WHAT YOU HAVE TO DO :: Please find all lines in the data that hold the string "palabras" and copy them.

════════════════════

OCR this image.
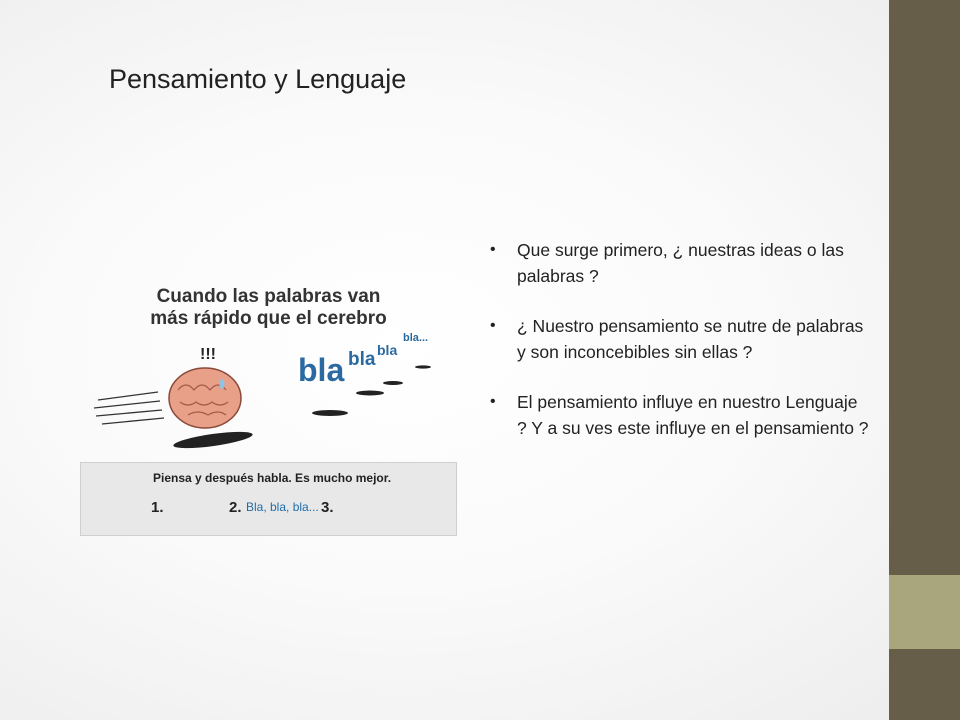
Pensamiento y Lenguaje
Cuando las palabras van
más rápido que el cerebro
!!!	bla bla bla
bla...
Piensa y después habla. Es mucho mejor.
1.	2. Bla, bla, bla... 3.
• Que surge primero, ¿ nuestras ideas o las palabras ?
• ¿ Nuestro pensamiento se nutre de palabras y son inconcebibles sin ellas ?
• El pensamiento influye en nuestro Lenguaje ? Y a su ves este influye en el pensamiento ?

════════════════════

EXERCISE OUTPUT ::
Cuando las palabras van
• Que surge primero, ¿ nuestras ideas o las palabras ?
• ¿ Nuestro pensamiento se nutre de palabras y son inconcebibles sin ellas ?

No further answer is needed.